◆ **What you have to do**:
Please copy every line of the records below that holds the word "Ψυχολογίας".

"""

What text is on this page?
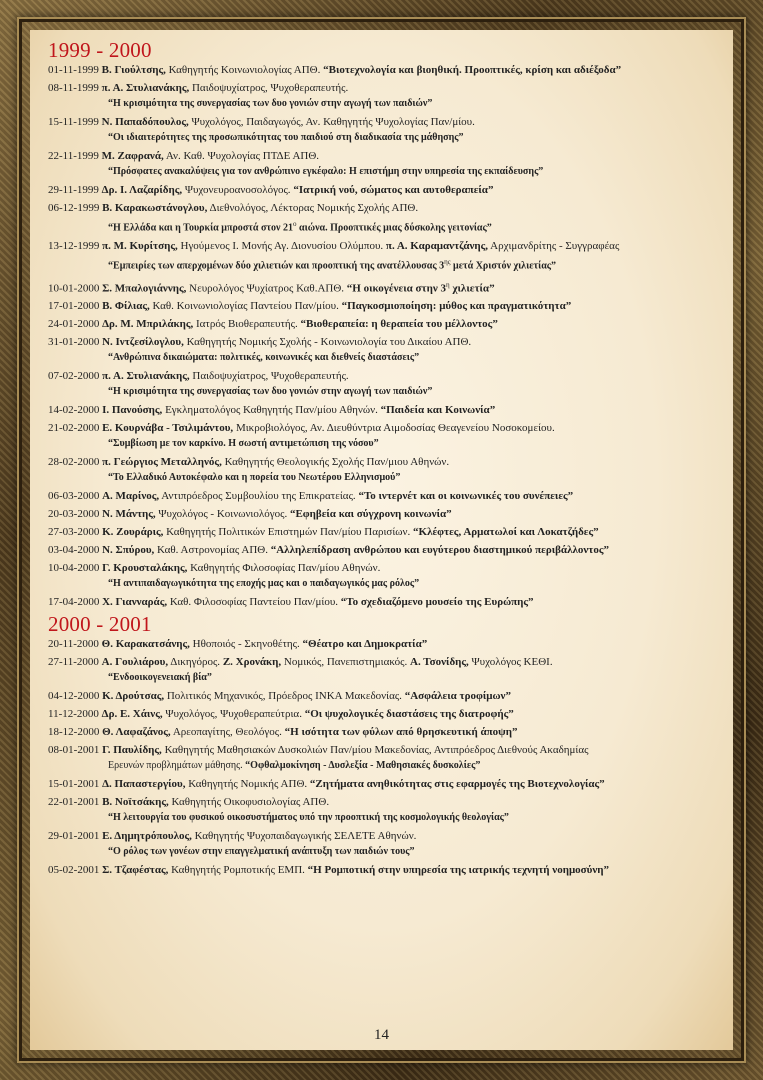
1999 - 2000
01-11-1999 Β. Γιούλτσης, Καθηγητής Κοινωνιολογίας ΑΠΘ. “Βιοτεχνολογία και βιοηθική. Προοπτικές, κρίση και αδιέξοδα”
08-11-1999 π. Α. Στυλιανάκης, Παιδοψυχίατρος, Ψυχοθεραπευτής.
“Η κρισιμότητα της συνεργασίας των δυο γονιών στην αγωγή των παιδιών”
15-11-1999 Ν. Παπαδόπουλος, Ψυχολόγος, Παιδαγωγός, Αν. Καθηγητής Ψυχολογίας Παν/μίου.
“Οι ιδιαιτερότητες της προσωπικότητας του παιδιού στη διαδικασία της μάθησης”
22-11-1999 Μ. Ζαφρανά, Αν. Καθ. Ψυχολογίας ΠΤΔΕ ΑΠΘ.
“Πρόσφατες ανακαλύψεις για τον ανθρώπινο εγκέφαλο: Η επιστήμη στην υπηρεσία της εκπαίδευσης”
29-11-1999 Δρ. Ι. Λαζαρίδης, Ψυχονευροανοσολόγος. “Ιατρική νού, σώματος και αυτοθεραπεία”
06-12-1999 Β. Καρακωστάνογλου, Διεθνολόγος, Λέκτορας Νομικής Σχολής ΑΠΘ.
“Η Ελλάδα και η Τουρκία μπροστά στον $21^o$ αιώνα. Προοπτικές μιας δύσκολης γειτονίας”
13-12-1999 π. Μ. Κυρίτσης, Ηγούμενος Ι. Μονής Αγ. Διονυσίου Ολύμπου. π. Α. Καραμαντζάνης, Αρχιμανδρίτης - Συγγραφέας
“Εμπειρίες των απερχομένων δύο χιλιετιών και προοπτική της ανατέλλουσας $3^{\eta\varsigma}$ μετά Χριστόν χιλιετίας”
10-01-2000 Σ. Μπαλογιάννης, Νευρολόγος Ψυχίατρος Καθ.ΑΠΘ. “Η οικογένεια στην $3^\eta$ χιλιετία”
17-01-2000 Β. Φίλιας, Καθ. Κοινωνιολογίας Παντείου Παν/μίου. “Παγκοσμιοποίηση: μύθος και πραγματικότητα”
24-01-2000 Δρ. Μ. Μπριλάκης, Ιατρός Βιοθεραπευτής. “Βιοθεραπεία: η θεραπεία του μέλλοντος”
31-01-2000 Ν. Ιντζεσίλογλου, Καθηγητής Νομικής Σχολής - Κοινωνιολογία του Δικαίου ΑΠΘ.
“Ανθρώπινα δικαιώματα: πολιτικές, κοινωνικές και διεθνείς διαστάσεις”
07-02-2000 π. Α. Στυλιανάκης, Παιδοψυχίατρος, Ψυχοθεραπευτής.
“Η κρισιμότητα της συνεργασίας των δυο γονιών στην αγωγή των παιδιών”
14-02-2000 Ι. Πανούσης, Εγκληματολόγος Καθηγητής Παν/μίου Αθηνών. “Παιδεία και Κοινωνία”
21-02-2000 Ε. Κουρνάβα - Τσιλιμάντου, Μικροβιολόγος, Αν. Διευθύντρια Αιμοδοσίας Θεαγενείου Νοσοκομείου.
“Συμβίωση με τον καρκίνο. Η σωστή αντιμετώπιση της νόσου”
28-02-2000 π. Γεώργιος Μεταλληνός, Καθηγητής Θεολογικής Σχολής Παν/μιου Αθηνών.
“Το Ελλαδικό Αυτοκέφαλο και η πορεία του Νεωτέρου Ελληνισμού”
06-03-2000 Α. Μαρίνος, Αντιπρόεδρος Συμβουλίου της Επικρατείας. “Το ιντερνέτ και οι κοινωνικές του συνέπειες”
20-03-2000 Ν. Μάντης, Ψυχολόγος - Κοινωνιολόγος. “Εφηβεία και σύγχρονη κοινωνία”
27-03-2000 Κ. Ζουράρις, Καθηγητής Πολιτικών Επιστημών Παν/μίου Παρισίων. “Κλέφτες, Αρματωλοί και Λοκατζήδες”
03-04-2000 Ν. Σπύρου, Καθ. Αστρονομίας ΑΠΘ. “Αλληλεπίδραση ανθρώπου και ευγύτερου διαστημικού περιβάλλοντος”
10-04-2000 Γ. Κρουσταλάκης, Καθηγητής Φιλοσοφίας Παν/μίου Αθηνών.
“Η αντιπαιδαγωγικότητα της εποχής μας και ο παιδαγωγικός μας ρόλος”
17-04-2000 Χ. Γιανναράς, Καθ. Φιλοσοφίας Παντείου Παν/μίου. “Το σχεδιαζόμενο μουσείο της Ευρώπης”
2000 - 2001
20-11-2000 Θ. Καρακατσάνης, Ηθοποιός - Σκηνοθέτης. “Θέατρο και Δημοκρατία”
27-11-2000 Α. Γουλιάρου, Δικηγόρος. Ζ. Χρονάκη, Νομικός, Πανεπιστημιακός. Α. Τσονίδης, Ψυχολόγος ΚΕΘΙ.
“Ενδοοικογενειακή βία”
04-12-2000 Κ. Δρούτσας, Πολιτικός Μηχανικός, Πρόεδρος ΙΝΚΑ Μακεδονίας. “Ασφάλεια τροφίμων”
11-12-2000 Δρ. Ε. Χάινς, Ψυχολόγος, Ψυχοθεραπεύτρια. “Οι ψυχολογικές διαστάσεις της διατροφής”
18-12-2000 Θ. Λαφαζάνος, Αρεοπαγίτης, Θεολόγος. “Η ισότητα των φύλων από θρησκευτική άποψη”
08-01-2001 Γ. Παυλίδης, Καθηγητής Μαθησιακών Δυσκολιών Παν/μίου Μακεδονίας, Αντιπρόεδρος Διεθνούς Ακαδημίας
Ερευνών προβλημάτων μάθησης. “Οφθαλμοκίνηση - Δυσλεξία - Μαθησιακές δυσκολίες”
15-01-2001 Δ. Παπαστεργίου, Καθηγητής Νομικής ΑΠΘ. “Ζητήματα ανηθικότητας στις εφαρμογές της Βιοτεχνολογίας”
22-01-2001 Β. Νοϊτσάκης, Καθηγητής Οικοφυσιολογίας ΑΠΘ.
“Η λειτουργία του φυσικού οικοσυστήματος υπό την προοπτική της κοσμολογικής θεολογίας”
29-01-2001 Ε. Δημητρόπουλος, Καθηγητής Ψυχοπαιδαγωγικής ΣΕΛΕΤΕ Αθηνών.
“Ο ρόλος των γονέων στην επαγγελματική ανάπτυξη των παιδιών τους”
05-02-2001 Σ. Τζαφέστας, Καθηγητής Ρομποτικής ΕΜΠ. “Η Ρομποτική στην υπηρεσία της ιατρικής τεχνητή νοημοσύνη”
14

"""

◆ **Full solution**:
15-11-1999 Ν. Παπαδόπουλος, Ψυχολόγος, Παιδαγωγός, Αν. Καθηγητής Ψυχολογίας Παν/μίου.
22-11-1999 Μ. Ζαφρανά, Αν. Καθ. Ψυχολογίας ΠΤΔΕ ΑΠΘ.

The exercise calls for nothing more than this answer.